Your objective
Repeat each record below exactly as given.

:::::

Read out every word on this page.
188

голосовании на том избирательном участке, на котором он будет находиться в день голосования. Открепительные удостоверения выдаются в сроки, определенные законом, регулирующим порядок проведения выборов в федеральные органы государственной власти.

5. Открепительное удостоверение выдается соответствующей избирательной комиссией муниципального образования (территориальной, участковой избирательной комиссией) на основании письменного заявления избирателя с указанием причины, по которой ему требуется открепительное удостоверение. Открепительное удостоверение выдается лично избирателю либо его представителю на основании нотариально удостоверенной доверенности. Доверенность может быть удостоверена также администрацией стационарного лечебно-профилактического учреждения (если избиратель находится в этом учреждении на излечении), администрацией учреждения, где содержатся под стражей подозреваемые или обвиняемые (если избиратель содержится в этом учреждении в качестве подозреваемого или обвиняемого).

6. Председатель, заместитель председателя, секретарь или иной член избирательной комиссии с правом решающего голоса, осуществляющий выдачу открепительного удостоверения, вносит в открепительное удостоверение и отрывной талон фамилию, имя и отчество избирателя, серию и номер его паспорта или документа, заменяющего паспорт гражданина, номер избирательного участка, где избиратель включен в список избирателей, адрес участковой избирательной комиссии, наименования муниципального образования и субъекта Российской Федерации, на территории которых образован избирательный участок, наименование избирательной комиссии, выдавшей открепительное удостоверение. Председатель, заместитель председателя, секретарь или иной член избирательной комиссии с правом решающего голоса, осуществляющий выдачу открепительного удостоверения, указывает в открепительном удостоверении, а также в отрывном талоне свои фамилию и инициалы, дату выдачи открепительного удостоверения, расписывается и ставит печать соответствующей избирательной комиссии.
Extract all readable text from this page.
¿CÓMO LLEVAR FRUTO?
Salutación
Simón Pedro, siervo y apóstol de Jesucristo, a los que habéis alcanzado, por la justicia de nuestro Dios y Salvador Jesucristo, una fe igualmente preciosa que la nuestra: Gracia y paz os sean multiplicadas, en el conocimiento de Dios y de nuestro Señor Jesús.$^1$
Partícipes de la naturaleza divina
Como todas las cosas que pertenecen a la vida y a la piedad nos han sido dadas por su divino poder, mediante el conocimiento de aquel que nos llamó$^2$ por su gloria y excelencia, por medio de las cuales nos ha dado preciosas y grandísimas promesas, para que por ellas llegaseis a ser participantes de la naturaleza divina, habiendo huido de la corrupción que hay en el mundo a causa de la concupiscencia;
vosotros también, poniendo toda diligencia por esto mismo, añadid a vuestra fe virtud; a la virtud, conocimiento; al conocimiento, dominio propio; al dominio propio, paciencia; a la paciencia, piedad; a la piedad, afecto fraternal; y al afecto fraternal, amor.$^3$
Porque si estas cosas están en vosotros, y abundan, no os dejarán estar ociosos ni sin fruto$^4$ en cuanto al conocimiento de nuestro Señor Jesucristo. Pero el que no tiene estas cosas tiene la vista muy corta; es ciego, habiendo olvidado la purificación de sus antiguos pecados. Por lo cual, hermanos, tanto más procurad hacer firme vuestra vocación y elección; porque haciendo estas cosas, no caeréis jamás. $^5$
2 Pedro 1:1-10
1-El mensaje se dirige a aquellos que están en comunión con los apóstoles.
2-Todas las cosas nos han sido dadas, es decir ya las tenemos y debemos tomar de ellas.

:::::

Written response
Read out every word on this page.
188

голосовании на том избирательном участке, на котором он будет находиться в день голосования. Открепительные удостоверения выдаются в сроки, определенные законом, регулирующим порядок проведения выборов в федеральные органы государственной власти.

5. Открепительное удостоверение выдается соответствующей избирательной комиссией муниципального образования (территориальной, участковой избирательной комиссией) на основании письменного заявления избирателя с указанием причины, по которой ему требуется открепительное удостоверение. Открепительное удостоверение выдается лично избирателю либо его представителю на основании нотариально удостоверенной доверенности. Доверенность может быть удостоверена также администрацией стационарного лечебно-профилактического учреждения (если избиратель находится в этом учреждении на излечении), администрацией учреждения, где содержатся под стражей подозреваемые или обвиняемые (если избиратель содержится в этом учреждении в качестве подозреваемого или обвиняемого).

6. Председатель, заместитель председателя, секретарь или иной член избирательной комиссии с правом решающего голоса, осуществляющий выдачу открепительного удостоверения, вносит в открепительное удостоверение и отрывной талон фамилию, имя и отчество избирателя, серию и номер его паспорта или документа, заменяющего паспорт гражданина, номер избирательного участка, где избиратель включен в список избирателей, адрес участковой избирательной комиссии, наименования муниципального образования и субъекта Российской Федерации, на территории которых образован избирательный участок, наименование избирательной комиссии, выдавшей открепительное удостоверение. Председатель, заместитель председателя, секретарь или иной член избирательной комиссии с правом решающего голоса, осуществляющий выдачу открепительного удостоверения, указывает в открепительном удостоверении, а также в отрывном талоне свои фамилию и инициалы, дату выдачи открепительного удостоверения, расписывается и ставит печать соответствующей избирательной комиссии.
Extract all readable text from this page.
¿CÓMO LLEVAR FRUTO?
Salutación
Simón Pedro, siervo y apóstol de Jesucristo, a los que habéis alcanzado, por la justicia de nuestro Dios y Salvador Jesucristo, una fe igualmente preciosa que la nuestra: Gracia y paz os sean multiplicadas, en el conocimiento de Dios y de nuestro Señor Jesús.$^1$
Partícipes de la naturaleza divina
Como todas las cosas que pertenecen a la vida y a la piedad nos han sido dadas por su divino poder, mediante el conocimiento de aquel que nos llamó$^2$ por su gloria y excelencia, por medio de las cuales nos ha dado preciosas y grandísimas promesas, para que por ellas llegaseis a ser participantes de la naturaleza divina, habiendo huido de la corrupción que hay en el mundo a causa de la concupiscencia;
vosotros también, poniendo toda diligencia por esto mismo, añadid a vuestra fe virtud; a la virtud, conocimiento; al conocimiento, dominio propio; al dominio propio, paciencia; a la paciencia, piedad; a la piedad, afecto fraternal; y al afecto fraternal, amor.$^3$
Porque si estas cosas están en vosotros, y abundan, no os dejarán estar ociosos ni sin fruto$^4$ en cuanto al conocimiento de nuestro Señor Jesucristo. Pero el que no tiene estas cosas tiene la vista muy corta; es ciego, habiendo olvidado la purificación de sus antiguos pecados. Por lo cual, hermanos, tanto más procurad hacer firme vuestra vocación y elección; porque haciendo estas cosas, no caeréis jamás. $^5$
2 Pedro 1:1-10
1-El mensaje se dirige a aquellos que están en comunión con los apóstoles.
2-Todas las cosas nos han sido dadas, es decir ya las tenemos y debemos tomar de ellas.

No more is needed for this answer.